- DATA ROWS -
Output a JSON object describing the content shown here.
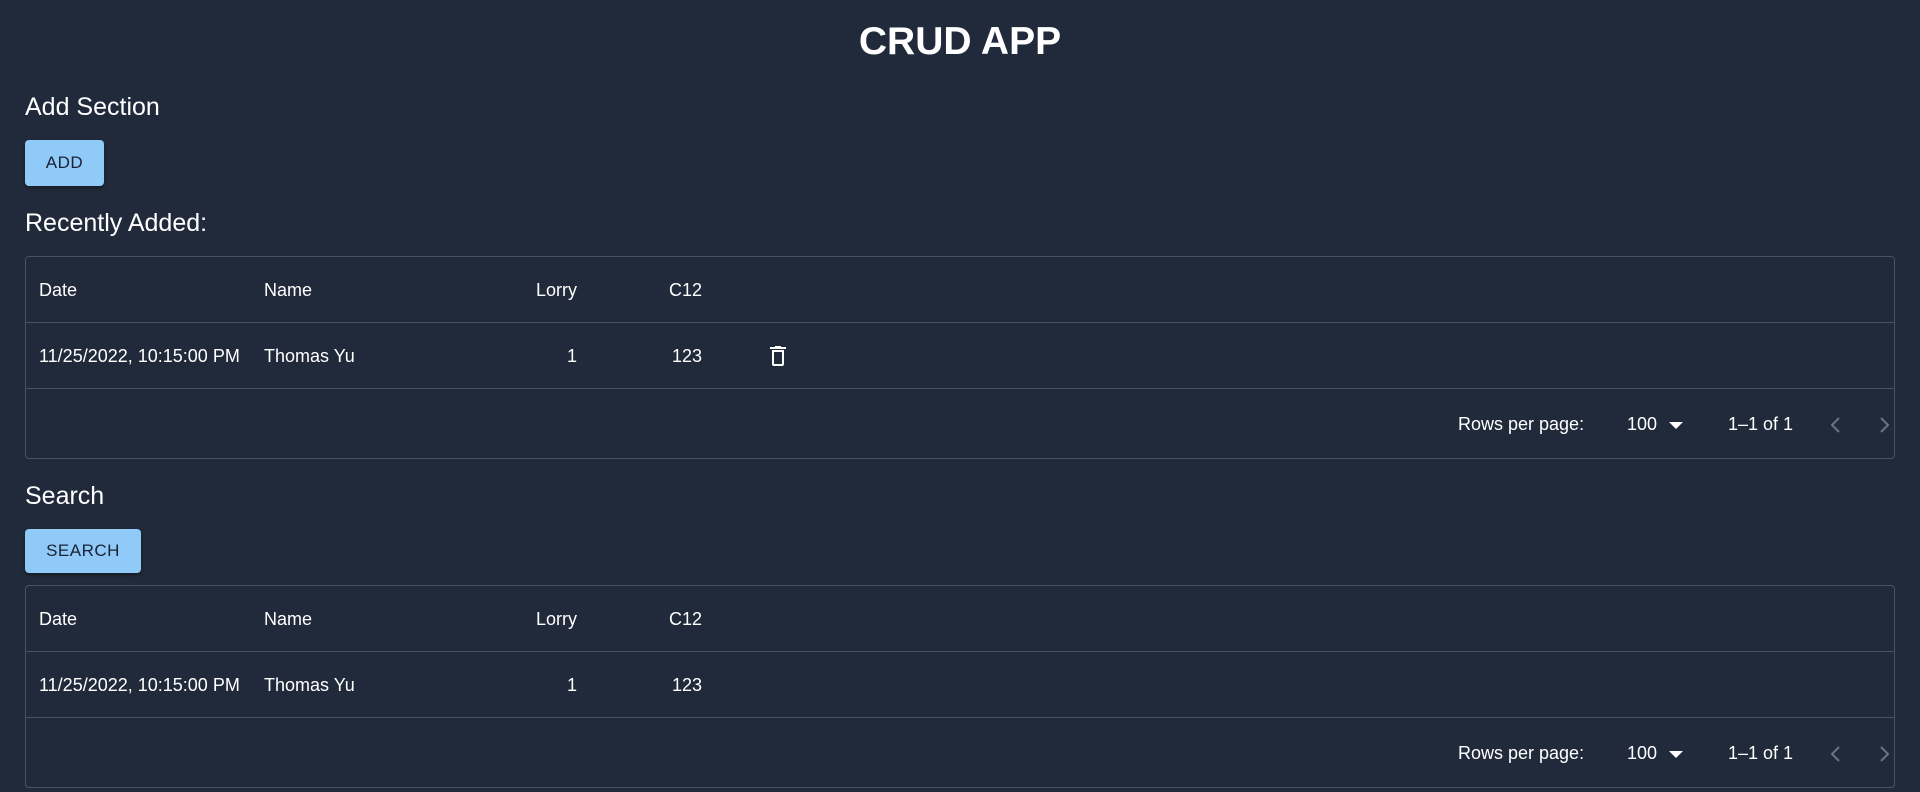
{
  "app": {
    "title": "CRUD APP"
  },
  "add_section": {
    "heading": "Add Section",
    "button_label": "ADD"
  },
  "recent": {
    "heading": "Recently Added:",
    "columns": [
      "Date",
      "Name",
      "Lorry",
      "C12"
    ],
    "rows": [
      {
        "date": "11/25/2022, 10:15:00 PM",
        "name": "Thomas Yu",
        "lorry": "1",
        "c12": "123",
        "action_icon": "delete-icon"
      }
    ],
    "footer": {
      "rows_per_page_label": "Rows per page:",
      "rows_per_page_value": "100",
      "page_info": "1–1 of 1"
    }
  },
  "search": {
    "heading": "Search",
    "button_label": "SEARCH",
    "columns": [
      "Date",
      "Name",
      "Lorry",
      "C12"
    ],
    "rows": [
      {
        "date": "11/25/2022, 10:15:00 PM",
        "name": "Thomas Yu",
        "lorry": "1",
        "c12": "123"
      }
    ],
    "footer": {
      "rows_per_page_label": "Rows per page:",
      "rows_per_page_value": "100",
      "page_info": "1–1 of 1"
    }
  },
  "colors": {
    "background": "#212a3a",
    "button": "#90caf9",
    "border": "#4a5260",
    "disabled_icon": "#6b7280"
  }
}
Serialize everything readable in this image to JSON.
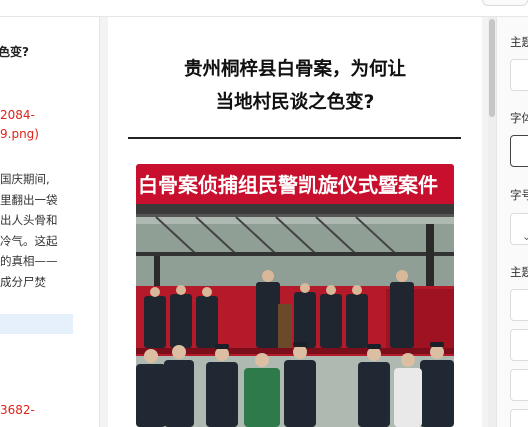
{
  "left_panel": {
    "question_tail": "色变?",
    "image_ref_1_line1": "2084-",
    "image_ref_1_line2": "9.png)",
    "paragraph_lines": [
      "国庆期间,",
      "里翻出一袋",
      "出人头骨和",
      "冷气。这起",
      "的真相——",
      "成分尸焚"
    ],
    "image_ref_2_line1": "3682-",
    "image_ref_2_line2": "-"
  },
  "article": {
    "title_line1": "贵州桐梓县白骨案，为何让",
    "title_line2": "当地村民谈之色变?",
    "banner_text": "白骨案侦捕组民警凯旋仪式暨案件",
    "photo_icon": "photo-press-event"
  },
  "right_panel": {
    "label_theme": "主题",
    "label_font": "字体",
    "label_size": "字号",
    "label_theme2": "主题"
  },
  "colors": {
    "accent_red": "#e0231a",
    "highlight_blue": "#e6f0fc",
    "banner_red": "#c8102e"
  }
}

- EXERCISE TASK -
Write the listing out a second time exactly, dropping all images.

- REPLY -
Output a JSON object describing the content shown here.
{
  "app": {
    "title": "CRUD APP"
  },
  "add_section": {
    "heading": "Add Section",
    "button_label": "ADD"
  },
  "recent": {
    "heading": "Recently Added:",
    "columns": [
      "Date",
      "Name",
      "Lorry",
      "C12"
    ],
    "rows": [
      {
        "date": "11/25/2022, 10:15:00 PM",
        "name": "Thomas Yu",
        "lorry": "1",
        "c12": "123",
        "action_icon": "delete-icon"
      }
    ],
    "footer": {
      "rows_per_page_label": "Rows per page:",
      "rows_per_page_value": "100",
      "page_info": "1–1 of 1"
    }
  },
  "search": {
    "heading": "Search",
    "button_label": "SEARCH",
    "columns": [
      "Date",
      "Name",
      "Lorry",
      "C12"
    ],
    "rows": [
      {
        "date": "11/25/2022, 10:15:00 PM",
        "name": "Thomas Yu",
        "lorry": "1",
        "c12": "123"
      }
    ],
    "footer": {
      "rows_per_page_label": "Rows per page:",
      "rows_per_page_value": "100",
      "page_info": "1–1 of 1"
    }
  },
  "colors": {
    "background": "#212a3a",
    "button": "#90caf9",
    "border": "#4a5260",
    "disabled_icon": "#6b7280"
  }
}
Serialize everything readable in this image to JSON.
{
  "left_panel": {
    "question_tail": "色变?",
    "image_ref_1_line1": "2084-",
    "image_ref_1_line2": "9.png)",
    "paragraph_lines": [
      "国庆期间,",
      "里翻出一袋",
      "出人头骨和",
      "冷气。这起",
      "的真相——",
      "成分尸焚"
    ],
    "image_ref_2_line1": "3682-",
    "image_ref_2_line2": "-"
  },
  "article": {
    "title_line1": "贵州桐梓县白骨案，为何让",
    "title_line2": "当地村民谈之色变?",
    "banner_text": "白骨案侦捕组民警凯旋仪式暨案件",
    "photo_icon": "photo-press-event"
  },
  "right_panel": {
    "label_theme": "主题",
    "label_font": "字体",
    "label_size": "字号",
    "label_theme2": "主题"
  },
  "colors": {
    "accent_red": "#e0231a",
    "highlight_blue": "#e6f0fc",
    "banner_red": "#c8102e"
  }
}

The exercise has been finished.